Using the records below, count the lines with "Fuel" in them. Give the number only.
begin
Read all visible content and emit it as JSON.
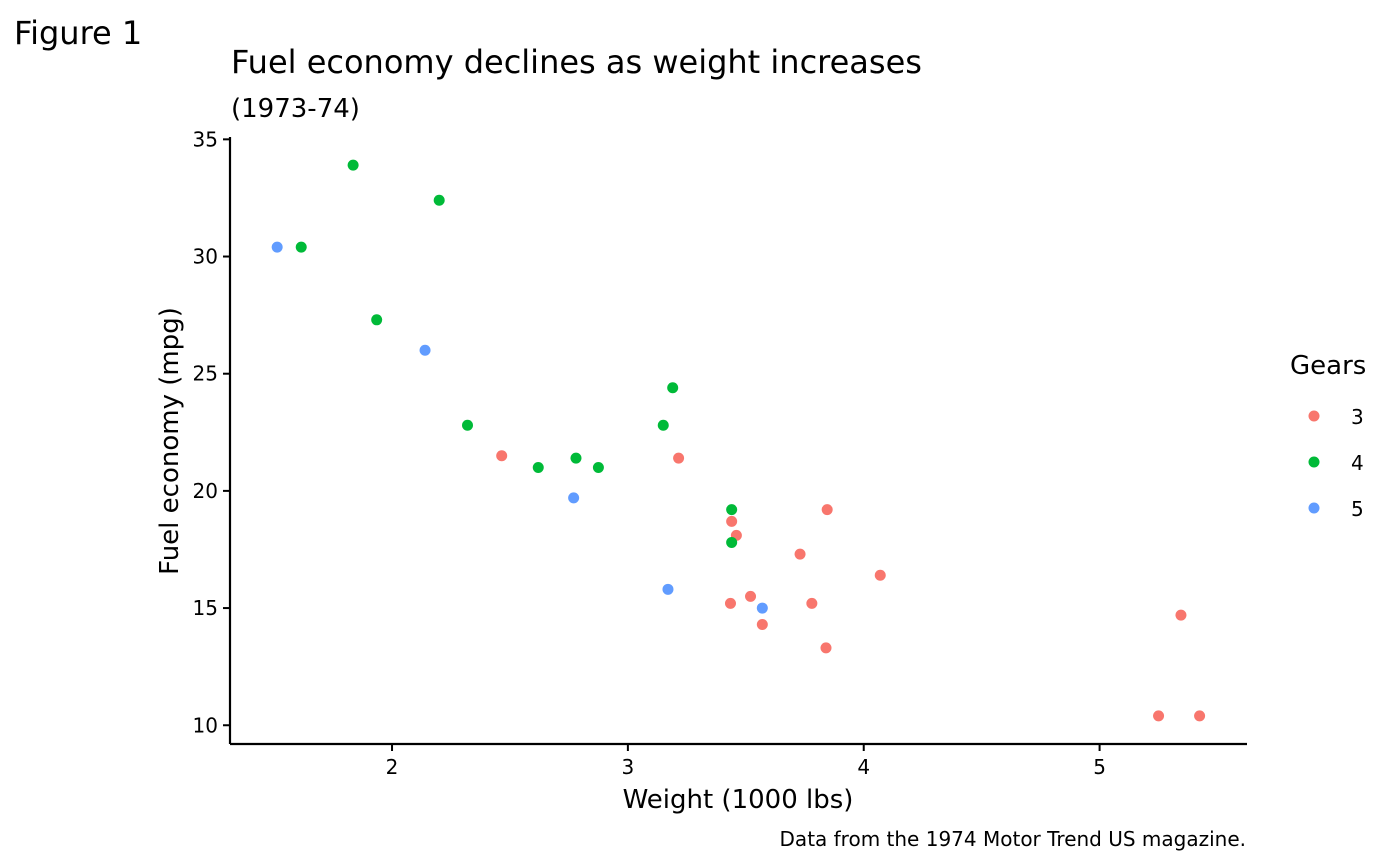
{
  "figure_label": "Figure 1",
  "chart_data": {
    "type": "scatter",
    "title": "Fuel economy declines as weight increases",
    "subtitle": "(1973-74)",
    "xlabel": "Weight (1000 lbs)",
    "ylabel": "Fuel economy (mpg)",
    "caption": "Data from the 1974 Motor Trend US magazine.",
    "xlim": [
      1.313,
      5.625
    ],
    "ylim": [
      9.2,
      35.1
    ],
    "x_ticks": [
      2,
      3,
      4,
      5
    ],
    "y_ticks": [
      10,
      15,
      20,
      25,
      30,
      35
    ],
    "grid": false,
    "legend": {
      "title": "Gears",
      "placement": "right",
      "entries": [
        {
          "label": "3",
          "color": "#F8766D"
        },
        {
          "label": "4",
          "color": "#00BA38"
        },
        {
          "label": "5",
          "color": "#619CFF"
        }
      ]
    },
    "series": [
      {
        "name": "3",
        "color": "#F8766D",
        "points": [
          {
            "x": 3.215,
            "y": 21.4
          },
          {
            "x": 3.44,
            "y": 18.7
          },
          {
            "x": 3.46,
            "y": 18.1
          },
          {
            "x": 3.57,
            "y": 14.3
          },
          {
            "x": 4.07,
            "y": 16.4
          },
          {
            "x": 3.73,
            "y": 17.3
          },
          {
            "x": 3.78,
            "y": 15.2
          },
          {
            "x": 5.25,
            "y": 10.4
          },
          {
            "x": 5.424,
            "y": 10.4
          },
          {
            "x": 5.345,
            "y": 14.7
          },
          {
            "x": 2.465,
            "y": 21.5
          },
          {
            "x": 3.52,
            "y": 15.5
          },
          {
            "x": 3.435,
            "y": 15.2
          },
          {
            "x": 3.84,
            "y": 13.3
          },
          {
            "x": 3.845,
            "y": 19.2
          }
        ]
      },
      {
        "name": "4",
        "color": "#00BA38",
        "points": [
          {
            "x": 2.62,
            "y": 21.0
          },
          {
            "x": 2.875,
            "y": 21.0
          },
          {
            "x": 2.32,
            "y": 22.8
          },
          {
            "x": 3.19,
            "y": 24.4
          },
          {
            "x": 3.15,
            "y": 22.8
          },
          {
            "x": 3.44,
            "y": 19.2
          },
          {
            "x": 3.44,
            "y": 17.8
          },
          {
            "x": 2.2,
            "y": 32.4
          },
          {
            "x": 1.615,
            "y": 30.4
          },
          {
            "x": 1.835,
            "y": 33.9
          },
          {
            "x": 1.935,
            "y": 27.3
          },
          {
            "x": 2.78,
            "y": 21.4
          }
        ]
      },
      {
        "name": "5",
        "color": "#619CFF",
        "points": [
          {
            "x": 2.14,
            "y": 26.0
          },
          {
            "x": 1.513,
            "y": 30.4
          },
          {
            "x": 3.17,
            "y": 15.8
          },
          {
            "x": 2.77,
            "y": 19.7
          },
          {
            "x": 3.57,
            "y": 15.0
          }
        ]
      }
    ]
  }
}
end
● Problem solution
2